Supplied text =>

Saturday, December 30, 2006

Sum's Kitchen & Hong Kong Roasted Meat

Steamed Olive Fishhead

This place on the northern side of Singapore (3 Jalan Legundi, 6757-2118) was recommended to me by a business acquaintance a good while back. We had tried to come a few months ago, but they had sold out of everything already, so we were relieved to see two ducks still hanging in the window today when we arrived. I had three recommendations at hand to try: the Three Egg Vegetable, the Steamed Olive Fishhead, and the signature roast duck.

Three Egg VegetableThe Three Egg Vegetable got the meal started on the right foot with very fresh spinach and a surprisingly refreshing and savory broth that kind of made this more like a soup. At first it almost also appeared as if the "three eggs" meant simply that a total of three chicken eggs were used to create mass (like an omelette) rather than consisting of three different types of eggs, but upon digging further, we did indeed finally come across some chopped Chinese century egg as well as salted egg. No wonder why that broth was so savory.

The fish arrived next. An olive aroma emanated from it, invoking thoughts of focaccia. This was not a good thing for me, seeing that I don't like bread and dislike rosemary even more. I suppose that the fish was nice and tender, done in the usual steamed Cantonese style topped with hot oil, soy sauce, and shredded scallions...although with olives on top. Well, after enough bites, the taste of the olives didn't seem that far out of place; it almost seemed as if they could replace those salty black beans that are commonly used to season Chinese food. But I probably won't go out of my way again for this one.

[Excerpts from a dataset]
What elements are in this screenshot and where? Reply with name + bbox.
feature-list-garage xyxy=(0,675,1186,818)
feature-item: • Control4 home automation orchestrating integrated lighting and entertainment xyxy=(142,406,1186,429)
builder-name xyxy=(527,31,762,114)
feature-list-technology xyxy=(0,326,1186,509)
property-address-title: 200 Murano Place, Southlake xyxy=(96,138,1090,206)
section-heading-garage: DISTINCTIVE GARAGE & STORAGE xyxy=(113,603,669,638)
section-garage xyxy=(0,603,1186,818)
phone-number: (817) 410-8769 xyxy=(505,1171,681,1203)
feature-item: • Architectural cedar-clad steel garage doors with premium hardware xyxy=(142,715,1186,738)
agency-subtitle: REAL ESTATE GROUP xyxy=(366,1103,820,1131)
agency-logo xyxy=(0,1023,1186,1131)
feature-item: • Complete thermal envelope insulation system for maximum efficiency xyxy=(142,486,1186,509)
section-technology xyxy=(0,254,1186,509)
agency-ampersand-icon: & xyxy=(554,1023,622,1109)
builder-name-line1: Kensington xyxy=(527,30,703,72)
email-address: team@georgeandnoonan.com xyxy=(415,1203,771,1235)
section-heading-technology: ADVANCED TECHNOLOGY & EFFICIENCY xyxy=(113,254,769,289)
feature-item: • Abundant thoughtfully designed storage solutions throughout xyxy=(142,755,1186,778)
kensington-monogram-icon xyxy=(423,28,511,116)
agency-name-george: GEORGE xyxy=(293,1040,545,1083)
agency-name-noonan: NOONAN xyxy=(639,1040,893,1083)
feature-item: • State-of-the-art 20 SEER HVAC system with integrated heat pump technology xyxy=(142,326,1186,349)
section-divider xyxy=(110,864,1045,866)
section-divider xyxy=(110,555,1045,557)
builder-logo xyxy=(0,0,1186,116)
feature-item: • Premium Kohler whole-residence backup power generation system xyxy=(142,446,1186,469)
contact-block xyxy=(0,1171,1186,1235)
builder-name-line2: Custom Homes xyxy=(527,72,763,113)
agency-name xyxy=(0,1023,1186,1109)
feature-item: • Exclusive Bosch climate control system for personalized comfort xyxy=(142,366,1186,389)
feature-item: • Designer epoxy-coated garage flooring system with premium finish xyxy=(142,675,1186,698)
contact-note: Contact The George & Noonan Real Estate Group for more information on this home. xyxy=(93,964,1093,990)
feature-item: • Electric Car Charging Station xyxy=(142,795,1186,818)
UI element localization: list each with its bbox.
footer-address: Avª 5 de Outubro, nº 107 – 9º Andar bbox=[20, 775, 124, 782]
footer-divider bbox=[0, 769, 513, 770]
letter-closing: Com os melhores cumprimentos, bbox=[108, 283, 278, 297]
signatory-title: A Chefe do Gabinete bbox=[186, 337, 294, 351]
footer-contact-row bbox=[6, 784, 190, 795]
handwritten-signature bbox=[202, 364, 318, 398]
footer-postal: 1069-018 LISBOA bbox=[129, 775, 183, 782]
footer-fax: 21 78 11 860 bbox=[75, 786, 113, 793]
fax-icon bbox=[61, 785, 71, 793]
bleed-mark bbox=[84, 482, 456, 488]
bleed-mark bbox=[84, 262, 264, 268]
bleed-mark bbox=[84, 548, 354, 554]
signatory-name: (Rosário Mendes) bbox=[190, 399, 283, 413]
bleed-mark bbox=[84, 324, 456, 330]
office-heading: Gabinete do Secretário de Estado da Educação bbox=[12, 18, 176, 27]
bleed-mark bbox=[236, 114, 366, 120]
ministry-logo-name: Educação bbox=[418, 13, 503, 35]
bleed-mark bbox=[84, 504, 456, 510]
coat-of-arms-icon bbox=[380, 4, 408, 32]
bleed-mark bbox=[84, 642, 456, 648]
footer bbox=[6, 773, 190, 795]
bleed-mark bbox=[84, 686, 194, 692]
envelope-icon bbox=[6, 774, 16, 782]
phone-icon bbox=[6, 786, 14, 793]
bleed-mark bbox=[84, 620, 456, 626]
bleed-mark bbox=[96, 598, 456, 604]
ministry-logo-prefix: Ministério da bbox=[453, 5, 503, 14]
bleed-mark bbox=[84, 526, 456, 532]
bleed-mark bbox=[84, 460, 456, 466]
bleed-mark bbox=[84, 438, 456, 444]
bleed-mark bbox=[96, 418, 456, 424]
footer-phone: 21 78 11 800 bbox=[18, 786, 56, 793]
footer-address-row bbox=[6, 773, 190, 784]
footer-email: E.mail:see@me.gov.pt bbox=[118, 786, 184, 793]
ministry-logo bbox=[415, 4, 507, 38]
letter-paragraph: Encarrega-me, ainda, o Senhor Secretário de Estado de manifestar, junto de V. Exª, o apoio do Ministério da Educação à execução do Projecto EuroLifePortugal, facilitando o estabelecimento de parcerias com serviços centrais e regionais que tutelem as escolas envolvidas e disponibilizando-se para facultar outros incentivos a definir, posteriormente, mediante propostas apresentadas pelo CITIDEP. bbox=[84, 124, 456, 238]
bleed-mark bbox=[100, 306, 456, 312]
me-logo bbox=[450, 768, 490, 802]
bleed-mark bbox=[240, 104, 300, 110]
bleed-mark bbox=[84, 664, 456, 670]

Problems and tasks =>
- 1) What address does the restaurant review give for Sum's Kitchen & Hong Kong Roasted Meat?
- 2) Transcribe the restaurant review between "The fish arrived" and "for this one.", inclusive.

Answer set =>
- 1) 3 Jalan Legundi

- 2)
The fish arrived next. An olive aroma emanated from it, invoking thoughts of focaccia. This was not a good thing for me, seeing that I don't like bread and dislike rosemary even more. I suppose that the fish was nice and tender, done in the usual steamed Cantonese style topped with hot oil, soy sauce, and shredded scallions...although with olives on top. Well, after enough bites, the taste of the olives didn't seem that far out of place; it almost seemed as if they could replace those salty black beans that are commonly used to season Chinese food. But I probably won't go out of my way again for this one.